◆ **Problem**
Write out each record again exactly as it stands.

◆ **Dataset excerpts**
****

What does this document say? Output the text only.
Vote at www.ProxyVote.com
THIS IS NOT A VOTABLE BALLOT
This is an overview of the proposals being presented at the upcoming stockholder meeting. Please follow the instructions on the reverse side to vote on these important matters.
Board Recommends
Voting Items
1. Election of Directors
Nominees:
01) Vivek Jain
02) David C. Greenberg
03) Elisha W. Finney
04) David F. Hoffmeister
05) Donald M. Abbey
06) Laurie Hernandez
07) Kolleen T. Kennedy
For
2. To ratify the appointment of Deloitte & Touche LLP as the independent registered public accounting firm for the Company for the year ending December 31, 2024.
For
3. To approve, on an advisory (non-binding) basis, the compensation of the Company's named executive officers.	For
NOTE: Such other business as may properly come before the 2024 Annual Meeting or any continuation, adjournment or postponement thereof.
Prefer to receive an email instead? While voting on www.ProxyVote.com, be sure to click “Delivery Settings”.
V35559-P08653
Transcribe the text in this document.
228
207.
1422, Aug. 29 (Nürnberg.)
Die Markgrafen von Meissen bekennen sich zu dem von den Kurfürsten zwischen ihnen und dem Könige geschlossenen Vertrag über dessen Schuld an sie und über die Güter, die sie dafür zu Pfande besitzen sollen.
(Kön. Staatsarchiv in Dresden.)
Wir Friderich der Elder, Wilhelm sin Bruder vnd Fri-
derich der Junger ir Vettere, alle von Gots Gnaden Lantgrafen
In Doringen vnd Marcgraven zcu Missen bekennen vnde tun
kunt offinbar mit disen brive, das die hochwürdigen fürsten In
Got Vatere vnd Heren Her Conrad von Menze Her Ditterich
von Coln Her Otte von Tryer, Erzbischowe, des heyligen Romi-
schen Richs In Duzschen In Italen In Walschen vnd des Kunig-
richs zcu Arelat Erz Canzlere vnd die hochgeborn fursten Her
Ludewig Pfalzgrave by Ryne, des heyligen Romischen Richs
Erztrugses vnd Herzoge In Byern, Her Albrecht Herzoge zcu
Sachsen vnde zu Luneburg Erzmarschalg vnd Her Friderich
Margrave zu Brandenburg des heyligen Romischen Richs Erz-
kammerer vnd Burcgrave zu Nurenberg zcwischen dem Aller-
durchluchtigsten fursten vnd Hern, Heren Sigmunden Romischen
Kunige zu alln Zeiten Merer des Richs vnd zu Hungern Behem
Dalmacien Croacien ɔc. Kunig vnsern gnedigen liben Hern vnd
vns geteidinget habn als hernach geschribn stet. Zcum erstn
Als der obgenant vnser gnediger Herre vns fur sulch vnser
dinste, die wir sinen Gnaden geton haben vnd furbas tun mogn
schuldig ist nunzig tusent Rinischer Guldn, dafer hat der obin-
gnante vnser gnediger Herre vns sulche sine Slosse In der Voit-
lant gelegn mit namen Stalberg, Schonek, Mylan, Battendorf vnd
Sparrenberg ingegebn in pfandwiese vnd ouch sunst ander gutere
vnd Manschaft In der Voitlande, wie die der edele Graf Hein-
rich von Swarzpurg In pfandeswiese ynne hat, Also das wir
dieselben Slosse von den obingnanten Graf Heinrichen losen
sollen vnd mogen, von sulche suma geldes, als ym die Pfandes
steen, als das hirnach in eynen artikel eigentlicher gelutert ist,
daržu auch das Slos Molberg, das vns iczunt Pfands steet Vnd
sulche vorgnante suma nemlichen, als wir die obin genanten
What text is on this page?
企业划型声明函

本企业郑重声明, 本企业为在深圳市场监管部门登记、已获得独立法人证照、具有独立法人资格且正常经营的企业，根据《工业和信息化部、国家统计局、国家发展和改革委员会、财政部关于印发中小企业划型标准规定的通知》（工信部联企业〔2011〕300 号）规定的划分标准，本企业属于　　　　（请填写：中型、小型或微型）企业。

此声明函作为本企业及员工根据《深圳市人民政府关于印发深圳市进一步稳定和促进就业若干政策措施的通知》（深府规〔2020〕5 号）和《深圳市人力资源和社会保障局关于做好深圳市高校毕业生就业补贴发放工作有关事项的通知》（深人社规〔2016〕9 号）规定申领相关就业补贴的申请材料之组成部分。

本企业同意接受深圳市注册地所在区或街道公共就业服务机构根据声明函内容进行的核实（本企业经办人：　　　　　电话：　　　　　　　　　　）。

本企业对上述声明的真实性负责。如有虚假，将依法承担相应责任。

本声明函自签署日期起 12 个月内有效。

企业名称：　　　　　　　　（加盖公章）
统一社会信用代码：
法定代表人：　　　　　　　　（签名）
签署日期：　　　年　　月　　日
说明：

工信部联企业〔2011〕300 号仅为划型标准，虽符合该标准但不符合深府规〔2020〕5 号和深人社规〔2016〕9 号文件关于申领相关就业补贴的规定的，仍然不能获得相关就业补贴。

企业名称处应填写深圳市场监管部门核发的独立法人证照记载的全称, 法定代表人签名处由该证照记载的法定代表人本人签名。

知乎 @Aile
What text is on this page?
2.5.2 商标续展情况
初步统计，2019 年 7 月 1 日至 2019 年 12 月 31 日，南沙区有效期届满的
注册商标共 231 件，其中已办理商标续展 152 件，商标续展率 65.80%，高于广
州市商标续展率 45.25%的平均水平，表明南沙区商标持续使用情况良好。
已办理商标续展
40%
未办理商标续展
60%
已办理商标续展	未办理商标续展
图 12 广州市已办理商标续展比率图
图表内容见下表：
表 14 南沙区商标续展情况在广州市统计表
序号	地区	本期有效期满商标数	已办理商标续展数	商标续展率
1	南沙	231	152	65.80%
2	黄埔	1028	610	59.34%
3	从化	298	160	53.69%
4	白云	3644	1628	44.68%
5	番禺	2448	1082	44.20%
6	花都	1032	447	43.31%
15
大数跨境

****

◆ **Answer**
What does this document say? Output the text only.
Vote at www.ProxyVote.com
THIS IS NOT A VOTABLE BALLOT
This is an overview of the proposals being presented at the upcoming stockholder meeting. Please follow the instructions on the reverse side to vote on these important matters.
Board Recommends
Voting Items
1. Election of Directors
Nominees:
01) Vivek Jain
02) David C. Greenberg
03) Elisha W. Finney
04) David F. Hoffmeister
05) Donald M. Abbey
06) Laurie Hernandez
07) Kolleen T. Kennedy
For
2. To ratify the appointment of Deloitte & Touche LLP as the independent registered public accounting firm for the Company for the year ending December 31, 2024.
For
3. To approve, on an advisory (non-binding) basis, the compensation of the Company's named executive officers.	For
NOTE: Such other business as may properly come before the 2024 Annual Meeting or any continuation, adjournment or postponement thereof.
Prefer to receive an email instead? While voting on www.ProxyVote.com, be sure to click “Delivery Settings”.
V35559-P08653
Transcribe the text in this document.
228
207.
1422, Aug. 29 (Nürnberg.)
Die Markgrafen von Meissen bekennen sich zu dem von den Kurfürsten zwischen ihnen und dem Könige geschlossenen Vertrag über dessen Schuld an sie und über die Güter, die sie dafür zu Pfande besitzen sollen.
(Kön. Staatsarchiv in Dresden.)
Wir Friderich der Elder, Wilhelm sin Bruder vnd Fri-
derich der Junger ir Vettere, alle von Gots Gnaden Lantgrafen
In Doringen vnd Marcgraven zcu Missen bekennen vnde tun
kunt offinbar mit disen brive, das die hochwürdigen fürsten In
Got Vatere vnd Heren Her Conrad von Menze Her Ditterich
von Coln Her Otte von Tryer, Erzbischowe, des heyligen Romi-
schen Richs In Duzschen In Italen In Walschen vnd des Kunig-
richs zcu Arelat Erz Canzlere vnd die hochgeborn fursten Her
Ludewig Pfalzgrave by Ryne, des heyligen Romischen Richs
Erztrugses vnd Herzoge In Byern, Her Albrecht Herzoge zcu
Sachsen vnde zu Luneburg Erzmarschalg vnd Her Friderich
Margrave zu Brandenburg des heyligen Romischen Richs Erz-
kammerer vnd Burcgrave zu Nurenberg zcwischen dem Aller-
durchluchtigsten fursten vnd Hern, Heren Sigmunden Romischen
Kunige zu alln Zeiten Merer des Richs vnd zu Hungern Behem
Dalmacien Croacien ɔc. Kunig vnsern gnedigen liben Hern vnd
vns geteidinget habn als hernach geschribn stet. Zcum erstn
Als der obgenant vnser gnediger Herre vns fur sulch vnser
dinste, die wir sinen Gnaden geton haben vnd furbas tun mogn
schuldig ist nunzig tusent Rinischer Guldn, dafer hat der obin-
gnante vnser gnediger Herre vns sulche sine Slosse In der Voit-
lant gelegn mit namen Stalberg, Schonek, Mylan, Battendorf vnd
Sparrenberg ingegebn in pfandwiese vnd ouch sunst ander gutere
vnd Manschaft In der Voitlande, wie die der edele Graf Hein-
rich von Swarzpurg In pfandeswiese ynne hat, Also das wir
dieselben Slosse von den obingnanten Graf Heinrichen losen
sollen vnd mogen, von sulche suma geldes, als ym die Pfandes
steen, als das hirnach in eynen artikel eigentlicher gelutert ist,
daržu auch das Slos Molberg, das vns iczunt Pfands steet Vnd
sulche vorgnante suma nemlichen, als wir die obin genanten
What text is on this page?
企业划型声明函

本企业郑重声明, 本企业为在深圳市场监管部门登记、已获得独立法人证照、具有独立法人资格且正常经营的企业，根据《工业和信息化部、国家统计局、国家发展和改革委员会、财政部关于印发中小企业划型标准规定的通知》（工信部联企业〔2011〕300 号）规定的划分标准，本企业属于　　　　（请填写：中型、小型或微型）企业。

此声明函作为本企业及员工根据《深圳市人民政府关于印发深圳市进一步稳定和促进就业若干政策措施的通知》（深府规〔2020〕5 号）和《深圳市人力资源和社会保障局关于做好深圳市高校毕业生就业补贴发放工作有关事项的通知》（深人社规〔2016〕9 号）规定申领相关就业补贴的申请材料之组成部分。

本企业同意接受深圳市注册地所在区或街道公共就业服务机构根据声明函内容进行的核实（本企业经办人：　　　　　电话：　　　　　　　　　　）。

本企业对上述声明的真实性负责。如有虚假，将依法承担相应责任。

本声明函自签署日期起 12 个月内有效。

企业名称：　　　　　　　　（加盖公章）
统一社会信用代码：
法定代表人：　　　　　　　　（签名）
签署日期：　　　年　　月　　日
说明：

工信部联企业〔2011〕300 号仅为划型标准，虽符合该标准但不符合深府规〔2020〕5 号和深人社规〔2016〕9 号文件关于申领相关就业补贴的规定的，仍然不能获得相关就业补贴。

企业名称处应填写深圳市场监管部门核发的独立法人证照记载的全称, 法定代表人签名处由该证照记载的法定代表人本人签名。

知乎 @Aile
What text is on this page?
2.5.2 商标续展情况
初步统计，2019 年 7 月 1 日至 2019 年 12 月 31 日，南沙区有效期届满的
注册商标共 231 件，其中已办理商标续展 152 件，商标续展率 65.80%，高于广
州市商标续展率 45.25%的平均水平，表明南沙区商标持续使用情况良好。
已办理商标续展
40%
未办理商标续展
60%
已办理商标续展	未办理商标续展
图 12 广州市已办理商标续展比率图
图表内容见下表：
表 14 南沙区商标续展情况在广州市统计表
序号	地区	本期有效期满商标数	已办理商标续展数	商标续展率
1	南沙	231	152	65.80%
2	黄埔	1028	610	59.34%
3	从化	298	160	53.69%
4	白云	3644	1628	44.68%
5	番禺	2448	1082	44.20%
6	花都	1032	447	43.31%
15
大数跨境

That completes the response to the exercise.